--- Begin Input data ---

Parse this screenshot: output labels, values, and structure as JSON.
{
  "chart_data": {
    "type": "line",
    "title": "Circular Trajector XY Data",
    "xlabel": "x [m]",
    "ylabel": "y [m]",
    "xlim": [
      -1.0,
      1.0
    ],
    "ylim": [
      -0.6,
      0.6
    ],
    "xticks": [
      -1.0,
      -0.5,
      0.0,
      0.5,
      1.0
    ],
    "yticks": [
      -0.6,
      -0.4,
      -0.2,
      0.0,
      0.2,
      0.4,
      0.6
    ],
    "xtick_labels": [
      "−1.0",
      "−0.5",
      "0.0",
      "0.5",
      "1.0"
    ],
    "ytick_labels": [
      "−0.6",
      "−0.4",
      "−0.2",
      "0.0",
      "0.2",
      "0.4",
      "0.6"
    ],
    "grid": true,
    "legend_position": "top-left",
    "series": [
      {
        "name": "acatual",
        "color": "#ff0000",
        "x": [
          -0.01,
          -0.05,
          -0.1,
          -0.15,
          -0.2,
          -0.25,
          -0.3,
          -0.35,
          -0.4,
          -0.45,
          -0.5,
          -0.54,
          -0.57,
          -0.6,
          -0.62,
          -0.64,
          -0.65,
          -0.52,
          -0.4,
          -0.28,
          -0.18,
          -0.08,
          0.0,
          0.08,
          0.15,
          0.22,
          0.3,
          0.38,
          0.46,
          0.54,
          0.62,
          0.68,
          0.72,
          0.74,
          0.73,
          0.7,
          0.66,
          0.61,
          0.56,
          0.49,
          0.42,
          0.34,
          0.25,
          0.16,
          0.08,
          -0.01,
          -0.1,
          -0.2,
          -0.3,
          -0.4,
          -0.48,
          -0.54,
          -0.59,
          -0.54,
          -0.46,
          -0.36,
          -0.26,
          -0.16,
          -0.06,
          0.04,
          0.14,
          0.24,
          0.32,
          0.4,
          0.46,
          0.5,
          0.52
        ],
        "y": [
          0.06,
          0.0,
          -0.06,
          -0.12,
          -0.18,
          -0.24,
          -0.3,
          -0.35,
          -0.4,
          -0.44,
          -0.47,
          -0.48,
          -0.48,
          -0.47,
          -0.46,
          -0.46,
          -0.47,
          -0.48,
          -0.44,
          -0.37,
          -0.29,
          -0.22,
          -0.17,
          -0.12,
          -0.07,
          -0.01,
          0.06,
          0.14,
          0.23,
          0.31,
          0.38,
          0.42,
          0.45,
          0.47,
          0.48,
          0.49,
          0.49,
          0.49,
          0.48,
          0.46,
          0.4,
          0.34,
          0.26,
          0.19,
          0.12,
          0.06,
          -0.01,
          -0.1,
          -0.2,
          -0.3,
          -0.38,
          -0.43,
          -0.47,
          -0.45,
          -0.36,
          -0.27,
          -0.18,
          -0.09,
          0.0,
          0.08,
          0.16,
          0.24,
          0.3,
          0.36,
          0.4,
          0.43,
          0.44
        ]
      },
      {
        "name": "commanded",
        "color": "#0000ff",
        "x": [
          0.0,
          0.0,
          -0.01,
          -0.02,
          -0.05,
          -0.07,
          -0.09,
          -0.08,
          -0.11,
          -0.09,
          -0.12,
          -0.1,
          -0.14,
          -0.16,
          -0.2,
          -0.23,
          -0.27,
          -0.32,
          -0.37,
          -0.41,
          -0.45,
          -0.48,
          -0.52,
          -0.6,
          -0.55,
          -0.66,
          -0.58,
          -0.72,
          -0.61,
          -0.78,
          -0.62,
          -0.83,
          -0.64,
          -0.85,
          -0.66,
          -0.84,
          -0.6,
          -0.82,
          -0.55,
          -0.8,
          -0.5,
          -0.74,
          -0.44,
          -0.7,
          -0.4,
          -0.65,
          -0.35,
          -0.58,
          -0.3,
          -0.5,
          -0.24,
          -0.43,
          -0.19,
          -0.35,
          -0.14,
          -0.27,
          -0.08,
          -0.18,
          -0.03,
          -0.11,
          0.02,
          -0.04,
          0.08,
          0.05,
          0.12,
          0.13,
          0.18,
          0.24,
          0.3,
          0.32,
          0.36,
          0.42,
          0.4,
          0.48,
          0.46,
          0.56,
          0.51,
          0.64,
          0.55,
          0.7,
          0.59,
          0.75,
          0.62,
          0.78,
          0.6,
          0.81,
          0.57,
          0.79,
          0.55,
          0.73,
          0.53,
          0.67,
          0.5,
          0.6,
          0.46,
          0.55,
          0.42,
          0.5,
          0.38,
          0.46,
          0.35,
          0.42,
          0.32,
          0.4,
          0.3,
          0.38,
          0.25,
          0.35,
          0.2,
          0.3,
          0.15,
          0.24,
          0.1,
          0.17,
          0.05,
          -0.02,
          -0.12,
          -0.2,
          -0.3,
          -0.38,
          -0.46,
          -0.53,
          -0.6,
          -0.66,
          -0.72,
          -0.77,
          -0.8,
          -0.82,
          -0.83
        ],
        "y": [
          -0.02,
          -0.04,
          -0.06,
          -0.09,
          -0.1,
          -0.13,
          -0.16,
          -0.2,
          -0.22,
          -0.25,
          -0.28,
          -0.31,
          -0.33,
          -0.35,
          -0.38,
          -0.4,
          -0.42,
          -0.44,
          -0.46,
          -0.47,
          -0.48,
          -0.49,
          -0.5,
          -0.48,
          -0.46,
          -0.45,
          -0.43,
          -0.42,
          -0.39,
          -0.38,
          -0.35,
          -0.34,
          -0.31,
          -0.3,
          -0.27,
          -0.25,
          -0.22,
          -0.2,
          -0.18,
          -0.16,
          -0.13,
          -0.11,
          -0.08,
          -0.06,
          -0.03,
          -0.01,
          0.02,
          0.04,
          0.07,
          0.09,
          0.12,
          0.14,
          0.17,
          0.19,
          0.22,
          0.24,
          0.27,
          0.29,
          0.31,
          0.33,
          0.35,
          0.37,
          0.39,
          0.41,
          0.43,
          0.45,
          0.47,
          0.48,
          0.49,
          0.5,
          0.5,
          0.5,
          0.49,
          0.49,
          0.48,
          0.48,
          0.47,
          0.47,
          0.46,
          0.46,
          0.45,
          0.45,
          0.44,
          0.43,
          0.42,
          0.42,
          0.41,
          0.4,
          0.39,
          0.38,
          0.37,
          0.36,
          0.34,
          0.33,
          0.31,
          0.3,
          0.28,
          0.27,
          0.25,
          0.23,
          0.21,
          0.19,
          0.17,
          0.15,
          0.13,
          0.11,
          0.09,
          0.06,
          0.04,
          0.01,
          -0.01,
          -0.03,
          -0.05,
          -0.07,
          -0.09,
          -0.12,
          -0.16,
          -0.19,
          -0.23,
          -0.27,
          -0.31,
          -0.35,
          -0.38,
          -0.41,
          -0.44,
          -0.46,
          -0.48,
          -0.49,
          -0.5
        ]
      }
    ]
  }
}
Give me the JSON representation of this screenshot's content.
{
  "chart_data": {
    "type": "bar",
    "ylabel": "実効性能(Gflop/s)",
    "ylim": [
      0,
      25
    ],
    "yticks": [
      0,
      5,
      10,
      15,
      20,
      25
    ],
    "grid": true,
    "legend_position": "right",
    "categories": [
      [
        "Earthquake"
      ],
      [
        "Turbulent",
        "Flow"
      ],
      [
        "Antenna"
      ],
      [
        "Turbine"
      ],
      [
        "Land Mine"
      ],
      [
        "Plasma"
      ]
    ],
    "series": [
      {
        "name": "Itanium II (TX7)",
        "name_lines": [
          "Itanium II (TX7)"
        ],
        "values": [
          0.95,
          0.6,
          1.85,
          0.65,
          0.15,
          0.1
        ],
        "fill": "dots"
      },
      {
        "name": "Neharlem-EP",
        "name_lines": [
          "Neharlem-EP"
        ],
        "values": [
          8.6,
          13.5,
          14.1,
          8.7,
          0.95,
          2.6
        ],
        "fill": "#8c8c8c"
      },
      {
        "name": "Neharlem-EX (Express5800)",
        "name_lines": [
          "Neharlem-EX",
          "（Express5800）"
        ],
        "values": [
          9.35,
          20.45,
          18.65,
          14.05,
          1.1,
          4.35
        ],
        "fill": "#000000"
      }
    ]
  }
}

--- End Input data ---

• **Problem description**: Give the count of lines in the records that contain "screenshot", and no other text.

• **Correct result**: 2